Saved entries:
------------------------------------------------

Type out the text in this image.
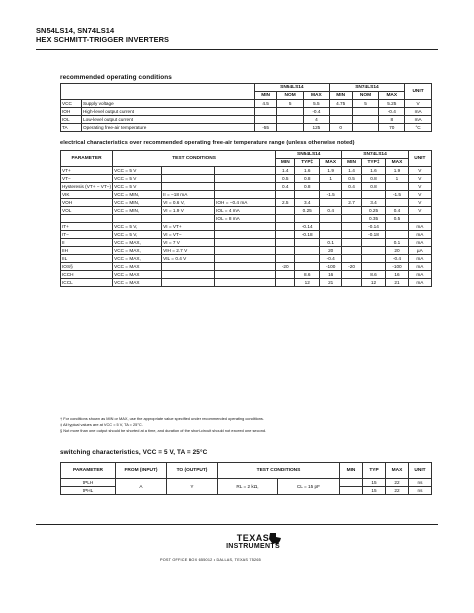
SN54LS14, SN74LS14
HEX SCHMITT-TRIGGER INVERTERS
recommended operating conditions
		SN54LS14			SN74LS14			UNIT
		MIN	NOM	MAX	MIN	NOM	MAX	
VCC	Supply voltage	4.5	5	5.5	4.75	5	5.25	V
IOH	High-level output current			-0.4			-0.4	mA
IOL	Low-level output current			4			8	mA
TA	Operating free-air temperature	-55		125	0		70	°C
electrical characteristics over recommended operating free-air temperature range (unless otherwise noted)
PARAMETER	TEST CONDITIONS			SN54LS14			SN74LS14			UNIT
				MIN	TYP‡	MAX	MIN	TYP‡	MAX	
VT+	VCC = 5 V			1.4	1.6	1.9	1.4	1.6	1.9	V
VT−	VCC = 5 V			0.5	0.8	1	0.5	0.8	1	V
Hysteresis (VT+ − VT−)	VCC = 5 V			0.4	0.8		0.4	0.8		V
VIK	VCC = MIN,	II = −18 mA				-1.5			-1.5	V
VOH	VCC = MIN,	VI = 0.6 V,	IOH = −0.4 mA	2.5	3.4		2.7	3.4		V
VOL	VCC = MIN,	VI = 1.9 V	IOL = 4 mA		0.25	0.4		0.25	0.4	V
			IOL = 8 mA					0.35	0.5	
IT+	VCC = 5 V,	VI = VT+			-0.14			-0.14		mA
IT−	VCC = 5 V,	VI = VT−			-0.18			-0.18		mA
II	VCC = MAX,	VI = 7 V				0.1			0.1	mA
IIH	VCC = MAX,	VIH = 2.7 V				20			20	µA
IIL	VCC = MAX,	VIL = 0.4 V				-0.4			-0.4	mA
IOS§	VCC = MAX			-20		-100	-20		-100	mA
ICCH	VCC = MAX				8.6	16		8.6	16	mA
ICCL	VCC = MAX				12	21		12	21	mA
† For conditions shown as MIN or MAX, use the appropriate value specified under recommended operating conditions.
‡ All typical values are at VCC = 5 V, TA = 25°C.
§ Not more than one output should be shorted at a time, and duration of the short-circuit should not exceed one second.
switching characteristics, VCC = 5 V, TA = 25°C
PARAMETER	FROM (INPUT)	TO (OUTPUT)	TEST CONDITIONS		MIN	TYP	MAX	UNIT
tPLH	A	Y	RL = 2 kΩ,	CL = 15 pF		15	22	ns
tPHL						15	22	ns
TEXAS
INSTRUMENTS
POST OFFICE BOX 655012 • DALLAS, TEXAS 75265
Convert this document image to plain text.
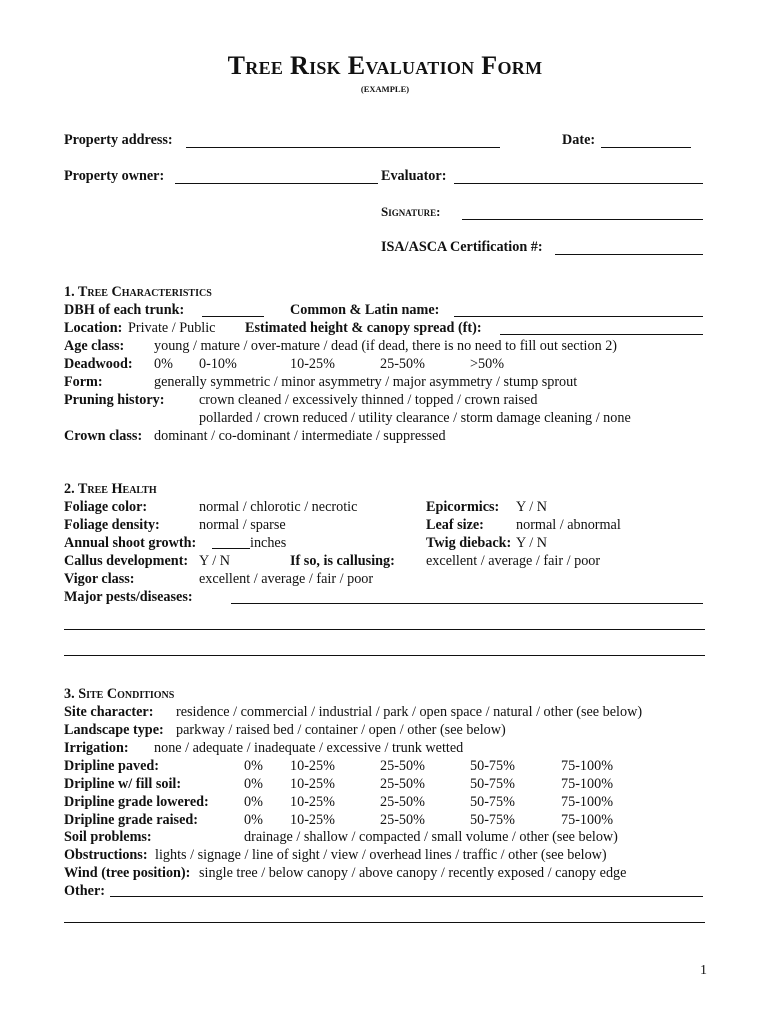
Tree Risk Evaluation Form
(EXAMPLE)
Property address:	Date:
Property owner:	Evaluator:
Signature:
ISA/ASCA Certification #:
1. Tree Characteristics
DBH of each trunk:	Common & Latin name:
Location: Private / Public Estimated height & canopy spread (ft):
Age class: young / mature / over-mature / dead (if dead, there is no need to fill out section 2)
Deadwood: 0% 0-10%	10-25%	25-50%	>50%
Form:	generally symmetric / minor asymmetry / major asymmetry / stump sprout
Pruning history: crown cleaned / excessively thinned / topped / crown raised
pollarded / crown reduced / utility clearance / storm damage cleaning / none
Crown class: dominant / co-dominant / intermediate / suppressed
2. Tree Health
Foliage color:	normal / chlorotic / necrotic	Epicormics: Y / N
Foliage density:	normal / sparse	Leaf size: normal / abnormal
Annual shoot growth:	inches	Twig dieback: Y / N
Callus development: Y / N	If so, is callusing: excellent / average / fair / poor
Vigor class:	excellent / average / fair / poor
Major pests/diseases:
3. Site Conditions
Site character: residence / commercial / industrial / park / open space / natural / other (see below)
Landscape type: parkway / raised bed / container / open / other (see below)
Irrigation: none / adequate / inadequate / excessive / trunk wetted
Dripline paved:	0% 10-25%	25-50%	50-75%	75-100%
Dripline w/ fill soil:	0% 10-25%	25-50%	50-75%	75-100%
Dripline grade lowered: 0% 10-25%	25-50%	50-75%	75-100%
Dripline grade raised:	0% 10-25%	25-50%	50-75%	75-100%
Soil problems:	drainage / shallow / compacted / small volume / other (see below)
Obstructions: lights / signage / line of sight / view / overhead lines / traffic / other (see below)
Wind (tree position): single tree / below canopy / above canopy / recently exposed / canopy edge
Other:
1
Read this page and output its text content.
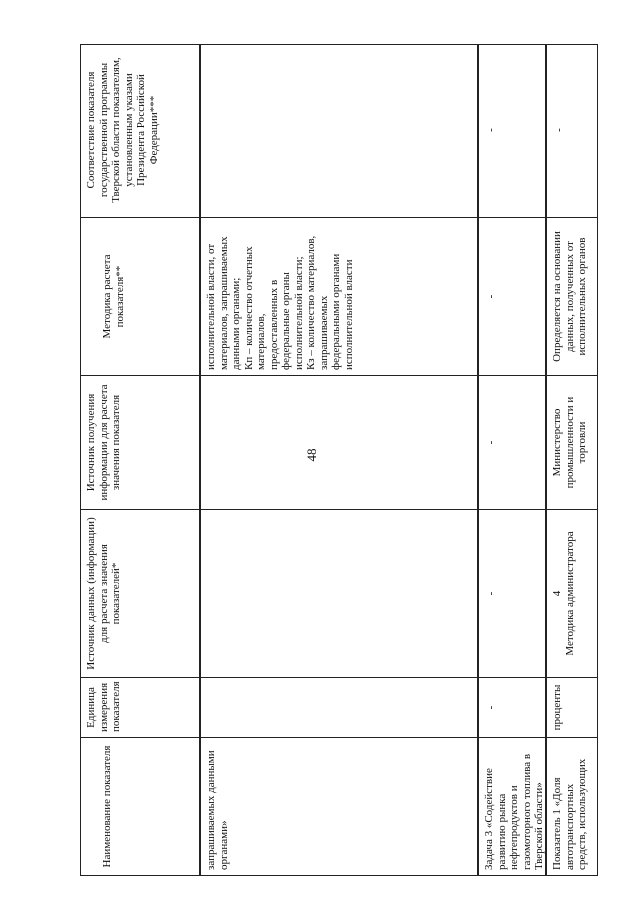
48
Наименование показателя
Единица измерения показателя
Источник данных (информации) для расчета значения показателей*
Источник получения информации для расчета значения показателя
Методика расчета показателя**
Соответствие показателя государственной программы Тверской области показателям, установленным указами Президента Российской Федерации***
запрашиваемых данными органами»
исполнительной власти, от материалов, запрашиваемых данными органами; Кп – количество отчетных материалов, предоставленных в федеральные органы исполнительной власти; Кз – количество материалов, запрашиваемых федеральными органами исполнительной власти
Задача 3 «Содействие развитию рынка нефтепродуктов и газомоторного топлива в Тверской области»
-
-
-
-
-
Показатель 1 «Доля автотранспортных средств, использующих
проценты
4 Методика администратора
Министерство промышленности и торговли
Определяется на основании данных, полученных от исполнительных органов
-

------------------------------------------------

= Goal =
Reproduce each record from above exactly; pictures do not belong in the copy.

= Worked solution =
Type out the text in this image.
SN54LS14, SN74LS14
HEX SCHMITT-TRIGGER INVERTERS
recommended operating conditions
		SN54LS14			SN74LS14			UNIT
		MIN	NOM	MAX	MIN	NOM	MAX	
VCC	Supply voltage	4.5	5	5.5	4.75	5	5.25	V
IOH	High-level output current			-0.4			-0.4	mA
IOL	Low-level output current			4			8	mA
TA	Operating free-air temperature	-55		125	0		70	°C
electrical characteristics over recommended operating free-air temperature range (unless otherwise noted)
PARAMETER	TEST CONDITIONS			SN54LS14			SN74LS14			UNIT
				MIN	TYP‡	MAX	MIN	TYP‡	MAX	
VT+	VCC = 5 V			1.4	1.6	1.9	1.4	1.6	1.9	V
VT−	VCC = 5 V			0.5	0.8	1	0.5	0.8	1	V
Hysteresis (VT+ − VT−)	VCC = 5 V			0.4	0.8		0.4	0.8		V
VIK	VCC = MIN,	II = −18 mA				-1.5			-1.5	V
VOH	VCC = MIN,	VI = 0.6 V,	IOH = −0.4 mA	2.5	3.4		2.7	3.4		V
VOL	VCC = MIN,	VI = 1.9 V	IOL = 4 mA		0.25	0.4		0.25	0.4	V
			IOL = 8 mA					0.35	0.5	
IT+	VCC = 5 V,	VI = VT+			-0.14			-0.14		mA
IT−	VCC = 5 V,	VI = VT−			-0.18			-0.18		mA
II	VCC = MAX,	VI = 7 V				0.1			0.1	mA
IIH	VCC = MAX,	VIH = 2.7 V				20			20	µA
IIL	VCC = MAX,	VIL = 0.4 V				-0.4			-0.4	mA
IOS§	VCC = MAX			-20		-100	-20		-100	mA
ICCH	VCC = MAX				8.6	16		8.6	16	mA
ICCL	VCC = MAX				12	21		12	21	mA
† For conditions shown as MIN or MAX, use the appropriate value specified under recommended operating conditions.
‡ All typical values are at VCC = 5 V, TA = 25°C.
§ Not more than one output should be shorted at a time, and duration of the short-circuit should not exceed one second.
switching characteristics, VCC = 5 V, TA = 25°C
PARAMETER	FROM (INPUT)	TO (OUTPUT)	TEST CONDITIONS		MIN	TYP	MAX	UNIT
tPLH	A	Y	RL = 2 kΩ,	CL = 15 pF		15	22	ns
tPHL						15	22	ns
TEXAS
INSTRUMENTS
POST OFFICE BOX 655012 • DALLAS, TEXAS 75265
Convert this document image to plain text.
Tree Risk Evaluation Form
(EXAMPLE)
Property address:	Date:
Property owner:	Evaluator:
Signature:
ISA/ASCA Certification #:
1. Tree Characteristics
DBH of each trunk:	Common & Latin name:
Location: Private / Public Estimated height & canopy spread (ft):
Age class: young / mature / over-mature / dead (if dead, there is no need to fill out section 2)
Deadwood: 0% 0-10%	10-25%	25-50%	>50%
Form:	generally symmetric / minor asymmetry / major asymmetry / stump sprout
Pruning history: crown cleaned / excessively thinned / topped / crown raised
pollarded / crown reduced / utility clearance / storm damage cleaning / none
Crown class: dominant / co-dominant / intermediate / suppressed
2. Tree Health
Foliage color:	normal / chlorotic / necrotic	Epicormics: Y / N
Foliage density:	normal / sparse	Leaf size: normal / abnormal
Annual shoot growth:	inches	Twig dieback: Y / N
Callus development: Y / N	If so, is callusing: excellent / average / fair / poor
Vigor class:	excellent / average / fair / poor
Major pests/diseases:
3. Site Conditions
Site character: residence / commercial / industrial / park / open space / natural / other (see below)
Landscape type: parkway / raised bed / container / open / other (see below)
Irrigation: none / adequate / inadequate / excessive / trunk wetted
Dripline paved:	0% 10-25%	25-50%	50-75%	75-100%
Dripline w/ fill soil:	0% 10-25%	25-50%	50-75%	75-100%
Dripline grade lowered: 0% 10-25%	25-50%	50-75%	75-100%
Dripline grade raised:	0% 10-25%	25-50%	50-75%	75-100%
Soil problems:	drainage / shallow / compacted / small volume / other (see below)
Obstructions: lights / signage / line of sight / view / overhead lines / traffic / other (see below)
Wind (tree position): single tree / below canopy / above canopy / recently exposed / canopy edge
Other:
1
Read this page and output its text content.
48
Наименование показателя
Единица измерения показателя
Источник данных (информации) для расчета значения показателей*
Источник получения информации для расчета значения показателя
Методика расчета показателя**
Соответствие показателя государственной программы Тверской области показателям, установленным указами Президента Российской Федерации***
запрашиваемых данными органами»
исполнительной власти, от материалов, запрашиваемых данными органами; Кп – количество отчетных материалов, предоставленных в федеральные органы исполнительной власти; Кз – количество материалов, запрашиваемых федеральными органами исполнительной власти
Задача 3 «Содействие развитию рынка нефтепродуктов и газомоторного топлива в Тверской области»
-
-
-
-
-
Показатель 1 «Доля автотранспортных средств, использующих
проценты
4 Методика администратора
Министерство промышленности и торговли
Определяется на основании данных, полученных от исполнительных органов
-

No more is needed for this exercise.